### [What is asked]
Wherever the string "uncertainty" appears, copy the whole line.

━━━━━━━━━━━━━━━━━━━━

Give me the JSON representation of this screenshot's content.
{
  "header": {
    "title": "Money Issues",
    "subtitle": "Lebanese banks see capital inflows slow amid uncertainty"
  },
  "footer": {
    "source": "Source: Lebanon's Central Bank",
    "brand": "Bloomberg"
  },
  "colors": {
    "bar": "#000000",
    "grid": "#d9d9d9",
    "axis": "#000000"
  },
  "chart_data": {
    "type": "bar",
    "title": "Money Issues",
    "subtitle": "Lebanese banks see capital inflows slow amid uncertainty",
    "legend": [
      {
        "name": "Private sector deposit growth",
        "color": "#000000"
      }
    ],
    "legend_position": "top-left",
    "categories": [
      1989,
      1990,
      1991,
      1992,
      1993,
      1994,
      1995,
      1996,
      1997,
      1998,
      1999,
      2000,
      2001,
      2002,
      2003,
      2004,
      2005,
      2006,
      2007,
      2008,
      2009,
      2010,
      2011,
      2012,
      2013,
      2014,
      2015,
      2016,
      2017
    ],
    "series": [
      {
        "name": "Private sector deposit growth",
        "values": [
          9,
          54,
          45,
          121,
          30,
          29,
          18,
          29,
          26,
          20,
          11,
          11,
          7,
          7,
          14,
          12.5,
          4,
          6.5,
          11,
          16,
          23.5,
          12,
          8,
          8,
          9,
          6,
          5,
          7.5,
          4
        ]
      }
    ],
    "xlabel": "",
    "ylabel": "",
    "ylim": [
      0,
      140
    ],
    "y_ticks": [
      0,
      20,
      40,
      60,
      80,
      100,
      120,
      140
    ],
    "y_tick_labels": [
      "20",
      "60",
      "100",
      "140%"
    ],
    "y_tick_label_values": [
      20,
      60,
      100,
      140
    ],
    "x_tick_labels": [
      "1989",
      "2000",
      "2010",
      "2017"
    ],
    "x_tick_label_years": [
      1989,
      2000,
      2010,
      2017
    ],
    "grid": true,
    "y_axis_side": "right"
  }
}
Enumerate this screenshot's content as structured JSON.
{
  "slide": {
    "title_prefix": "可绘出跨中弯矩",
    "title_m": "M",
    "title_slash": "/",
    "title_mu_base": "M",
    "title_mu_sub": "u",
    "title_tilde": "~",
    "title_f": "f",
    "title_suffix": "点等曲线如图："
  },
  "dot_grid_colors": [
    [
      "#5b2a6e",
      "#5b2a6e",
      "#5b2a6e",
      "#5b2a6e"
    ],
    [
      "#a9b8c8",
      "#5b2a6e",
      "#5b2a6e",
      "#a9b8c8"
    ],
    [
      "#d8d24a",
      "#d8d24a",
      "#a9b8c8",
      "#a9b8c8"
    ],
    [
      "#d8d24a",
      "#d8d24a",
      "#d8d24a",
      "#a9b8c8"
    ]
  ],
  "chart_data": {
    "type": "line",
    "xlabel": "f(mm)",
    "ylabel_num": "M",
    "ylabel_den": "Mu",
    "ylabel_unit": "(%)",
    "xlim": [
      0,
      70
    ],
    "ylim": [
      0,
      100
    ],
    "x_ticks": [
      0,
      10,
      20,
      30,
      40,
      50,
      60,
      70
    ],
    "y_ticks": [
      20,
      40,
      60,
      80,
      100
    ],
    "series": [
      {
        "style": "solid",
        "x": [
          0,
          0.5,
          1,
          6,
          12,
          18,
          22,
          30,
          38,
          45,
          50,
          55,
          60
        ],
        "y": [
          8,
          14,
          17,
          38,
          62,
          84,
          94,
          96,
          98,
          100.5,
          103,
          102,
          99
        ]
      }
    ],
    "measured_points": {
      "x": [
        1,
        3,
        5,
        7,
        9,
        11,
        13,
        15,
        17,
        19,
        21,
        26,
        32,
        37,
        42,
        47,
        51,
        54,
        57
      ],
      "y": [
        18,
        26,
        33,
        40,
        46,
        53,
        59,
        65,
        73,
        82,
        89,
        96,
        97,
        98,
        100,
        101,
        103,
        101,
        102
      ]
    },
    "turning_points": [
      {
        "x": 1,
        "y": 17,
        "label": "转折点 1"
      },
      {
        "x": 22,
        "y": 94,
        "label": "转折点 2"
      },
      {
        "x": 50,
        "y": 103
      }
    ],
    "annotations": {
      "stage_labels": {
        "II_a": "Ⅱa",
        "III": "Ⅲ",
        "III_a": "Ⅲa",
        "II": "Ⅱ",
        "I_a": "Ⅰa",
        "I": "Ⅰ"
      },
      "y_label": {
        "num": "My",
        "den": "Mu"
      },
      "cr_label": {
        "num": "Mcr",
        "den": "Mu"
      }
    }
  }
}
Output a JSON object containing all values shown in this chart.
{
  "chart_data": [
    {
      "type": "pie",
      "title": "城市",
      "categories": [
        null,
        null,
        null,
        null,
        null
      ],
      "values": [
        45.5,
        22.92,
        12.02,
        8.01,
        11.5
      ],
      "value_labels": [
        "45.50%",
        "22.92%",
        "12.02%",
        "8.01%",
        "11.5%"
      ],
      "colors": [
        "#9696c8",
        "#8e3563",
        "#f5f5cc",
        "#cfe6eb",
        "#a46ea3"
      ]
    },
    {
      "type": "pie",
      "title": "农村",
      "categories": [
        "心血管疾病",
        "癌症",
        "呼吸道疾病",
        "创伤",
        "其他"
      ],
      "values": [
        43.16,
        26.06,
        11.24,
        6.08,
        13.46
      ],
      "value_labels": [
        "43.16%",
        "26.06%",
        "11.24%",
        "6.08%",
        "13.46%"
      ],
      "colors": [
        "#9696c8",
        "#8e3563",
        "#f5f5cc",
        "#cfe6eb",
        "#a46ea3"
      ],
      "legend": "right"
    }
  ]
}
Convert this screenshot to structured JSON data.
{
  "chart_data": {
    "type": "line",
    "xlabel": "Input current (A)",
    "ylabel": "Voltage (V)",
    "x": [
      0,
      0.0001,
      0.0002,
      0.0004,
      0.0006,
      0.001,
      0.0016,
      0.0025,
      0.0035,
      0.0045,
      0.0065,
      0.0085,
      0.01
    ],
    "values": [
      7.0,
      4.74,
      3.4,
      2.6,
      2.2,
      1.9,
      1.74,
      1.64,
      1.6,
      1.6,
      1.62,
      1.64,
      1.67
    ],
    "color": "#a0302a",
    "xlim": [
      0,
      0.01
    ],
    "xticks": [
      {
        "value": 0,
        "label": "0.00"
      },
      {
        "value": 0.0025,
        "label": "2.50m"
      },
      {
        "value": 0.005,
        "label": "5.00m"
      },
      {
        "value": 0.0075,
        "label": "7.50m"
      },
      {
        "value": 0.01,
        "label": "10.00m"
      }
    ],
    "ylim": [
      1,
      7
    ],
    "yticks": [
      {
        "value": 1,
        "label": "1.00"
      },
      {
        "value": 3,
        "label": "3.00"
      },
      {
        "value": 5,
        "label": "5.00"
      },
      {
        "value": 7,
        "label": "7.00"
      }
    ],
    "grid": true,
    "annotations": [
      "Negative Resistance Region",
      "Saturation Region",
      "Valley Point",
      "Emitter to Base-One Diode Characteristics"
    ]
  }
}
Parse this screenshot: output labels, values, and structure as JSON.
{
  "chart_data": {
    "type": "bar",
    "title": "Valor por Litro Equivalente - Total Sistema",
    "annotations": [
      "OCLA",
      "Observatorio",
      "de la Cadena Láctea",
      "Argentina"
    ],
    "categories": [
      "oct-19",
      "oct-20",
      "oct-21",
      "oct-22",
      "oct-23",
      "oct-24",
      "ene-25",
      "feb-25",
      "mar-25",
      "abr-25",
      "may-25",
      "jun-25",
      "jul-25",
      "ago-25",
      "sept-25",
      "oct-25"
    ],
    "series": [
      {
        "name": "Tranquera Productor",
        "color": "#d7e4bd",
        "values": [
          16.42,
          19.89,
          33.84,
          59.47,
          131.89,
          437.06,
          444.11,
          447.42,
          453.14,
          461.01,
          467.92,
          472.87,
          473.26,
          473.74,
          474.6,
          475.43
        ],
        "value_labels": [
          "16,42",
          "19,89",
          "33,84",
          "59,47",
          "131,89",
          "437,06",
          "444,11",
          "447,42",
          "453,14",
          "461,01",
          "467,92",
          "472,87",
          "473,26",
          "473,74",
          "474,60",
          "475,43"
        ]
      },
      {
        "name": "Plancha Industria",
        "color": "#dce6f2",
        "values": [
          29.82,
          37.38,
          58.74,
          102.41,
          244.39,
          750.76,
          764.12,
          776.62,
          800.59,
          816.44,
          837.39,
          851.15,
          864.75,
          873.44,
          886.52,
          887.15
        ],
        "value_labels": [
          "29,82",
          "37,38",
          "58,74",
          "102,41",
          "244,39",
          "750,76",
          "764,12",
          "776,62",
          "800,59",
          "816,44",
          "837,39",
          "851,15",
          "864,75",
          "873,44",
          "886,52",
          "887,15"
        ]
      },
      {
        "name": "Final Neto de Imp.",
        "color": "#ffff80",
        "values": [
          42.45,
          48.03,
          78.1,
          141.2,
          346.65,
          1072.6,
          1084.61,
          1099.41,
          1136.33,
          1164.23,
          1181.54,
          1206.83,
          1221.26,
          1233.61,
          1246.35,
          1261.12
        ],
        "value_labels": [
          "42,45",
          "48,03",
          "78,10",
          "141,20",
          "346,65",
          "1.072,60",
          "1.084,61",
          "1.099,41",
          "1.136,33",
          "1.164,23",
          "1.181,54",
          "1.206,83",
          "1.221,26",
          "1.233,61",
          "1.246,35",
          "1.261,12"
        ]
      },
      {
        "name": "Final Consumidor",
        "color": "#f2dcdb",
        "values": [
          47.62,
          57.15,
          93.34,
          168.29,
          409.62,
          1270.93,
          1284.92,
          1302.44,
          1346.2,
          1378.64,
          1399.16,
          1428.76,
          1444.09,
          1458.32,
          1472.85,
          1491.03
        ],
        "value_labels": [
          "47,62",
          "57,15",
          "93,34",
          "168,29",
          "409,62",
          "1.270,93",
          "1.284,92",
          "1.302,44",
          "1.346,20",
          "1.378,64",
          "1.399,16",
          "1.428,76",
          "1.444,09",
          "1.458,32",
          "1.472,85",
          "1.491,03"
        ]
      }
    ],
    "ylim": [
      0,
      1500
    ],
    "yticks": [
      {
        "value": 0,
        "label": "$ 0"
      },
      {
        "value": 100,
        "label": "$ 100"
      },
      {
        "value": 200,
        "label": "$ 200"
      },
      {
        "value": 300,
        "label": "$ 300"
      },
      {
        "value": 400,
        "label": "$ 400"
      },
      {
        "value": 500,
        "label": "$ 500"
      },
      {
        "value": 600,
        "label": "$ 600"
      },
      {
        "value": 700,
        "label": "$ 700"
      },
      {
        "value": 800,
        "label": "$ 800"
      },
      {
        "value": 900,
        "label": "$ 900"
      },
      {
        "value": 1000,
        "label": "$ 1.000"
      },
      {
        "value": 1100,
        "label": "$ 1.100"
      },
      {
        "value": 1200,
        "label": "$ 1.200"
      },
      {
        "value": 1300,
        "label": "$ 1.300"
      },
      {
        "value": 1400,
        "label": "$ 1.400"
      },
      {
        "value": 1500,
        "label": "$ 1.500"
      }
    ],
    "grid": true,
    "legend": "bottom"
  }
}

━━━━━━━━━━━━━━━━━━━━

### [Response]
    "subtitle": "Lebanese banks see capital inflows slow amid uncertainty"
    "subtitle": "Lebanese banks see capital inflows slow amid uncertainty",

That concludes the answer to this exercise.